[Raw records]
::::

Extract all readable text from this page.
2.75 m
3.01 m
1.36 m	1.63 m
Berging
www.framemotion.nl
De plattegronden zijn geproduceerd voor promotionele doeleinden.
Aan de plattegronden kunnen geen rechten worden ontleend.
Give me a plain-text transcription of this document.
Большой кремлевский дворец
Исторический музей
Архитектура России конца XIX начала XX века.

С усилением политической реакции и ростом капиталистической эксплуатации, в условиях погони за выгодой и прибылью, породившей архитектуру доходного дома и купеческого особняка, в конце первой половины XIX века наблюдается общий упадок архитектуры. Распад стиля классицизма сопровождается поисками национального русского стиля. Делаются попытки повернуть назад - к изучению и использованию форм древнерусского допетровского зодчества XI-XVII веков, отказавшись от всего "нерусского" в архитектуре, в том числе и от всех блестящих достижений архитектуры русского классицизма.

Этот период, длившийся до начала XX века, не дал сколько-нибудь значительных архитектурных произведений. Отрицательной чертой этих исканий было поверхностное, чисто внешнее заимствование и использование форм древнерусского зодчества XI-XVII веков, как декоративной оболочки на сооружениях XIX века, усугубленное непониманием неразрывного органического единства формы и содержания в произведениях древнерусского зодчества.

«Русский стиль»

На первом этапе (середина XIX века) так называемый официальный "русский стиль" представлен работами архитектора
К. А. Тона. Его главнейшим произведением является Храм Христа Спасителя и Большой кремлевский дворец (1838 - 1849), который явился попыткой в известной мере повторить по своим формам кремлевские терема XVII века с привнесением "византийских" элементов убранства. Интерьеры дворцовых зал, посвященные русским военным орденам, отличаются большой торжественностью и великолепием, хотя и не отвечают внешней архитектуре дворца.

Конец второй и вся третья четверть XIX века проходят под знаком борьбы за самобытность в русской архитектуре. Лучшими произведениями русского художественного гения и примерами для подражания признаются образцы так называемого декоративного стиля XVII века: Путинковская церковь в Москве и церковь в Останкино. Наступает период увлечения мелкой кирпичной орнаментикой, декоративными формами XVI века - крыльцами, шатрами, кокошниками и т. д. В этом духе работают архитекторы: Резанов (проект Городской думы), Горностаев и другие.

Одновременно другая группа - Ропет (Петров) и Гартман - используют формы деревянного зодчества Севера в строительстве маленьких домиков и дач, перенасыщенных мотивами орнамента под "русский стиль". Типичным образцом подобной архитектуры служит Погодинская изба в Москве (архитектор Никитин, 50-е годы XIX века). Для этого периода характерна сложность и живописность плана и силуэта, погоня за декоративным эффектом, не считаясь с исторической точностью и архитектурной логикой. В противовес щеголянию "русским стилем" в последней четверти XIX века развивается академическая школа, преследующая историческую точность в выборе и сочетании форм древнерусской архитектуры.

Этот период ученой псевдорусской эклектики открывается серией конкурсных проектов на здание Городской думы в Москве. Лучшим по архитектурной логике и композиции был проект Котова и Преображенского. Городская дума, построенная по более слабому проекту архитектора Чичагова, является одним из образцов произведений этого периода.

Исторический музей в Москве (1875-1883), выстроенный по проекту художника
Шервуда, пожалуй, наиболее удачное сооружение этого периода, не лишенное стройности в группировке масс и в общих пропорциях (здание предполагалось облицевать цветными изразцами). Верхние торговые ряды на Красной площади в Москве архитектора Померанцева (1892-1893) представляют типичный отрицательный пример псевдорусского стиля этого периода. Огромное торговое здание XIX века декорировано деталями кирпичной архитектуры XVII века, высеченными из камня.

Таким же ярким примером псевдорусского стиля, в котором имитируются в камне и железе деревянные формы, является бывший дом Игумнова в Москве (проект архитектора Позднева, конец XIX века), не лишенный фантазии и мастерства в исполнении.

::::

§ **Task prompt**: Copy every line above that includes the string "дворец".

§ **Output for this task**:
Большой кремлевский дворец
К. А. Тона. Его главнейшим произведением является Храм Христа Спасителя и Большой кремлевский дворец (1838 - 1849), который явился попыткой в известной мере повторить по своим формам кремлевские терема XVII века с привнесением "византийских" элементов убранства. Интерьеры дворцовых зал, посвященные русским военным орденам, отличаются большой торжественностью и великолепием, хотя и не отвечают внешней архитектуре дворца.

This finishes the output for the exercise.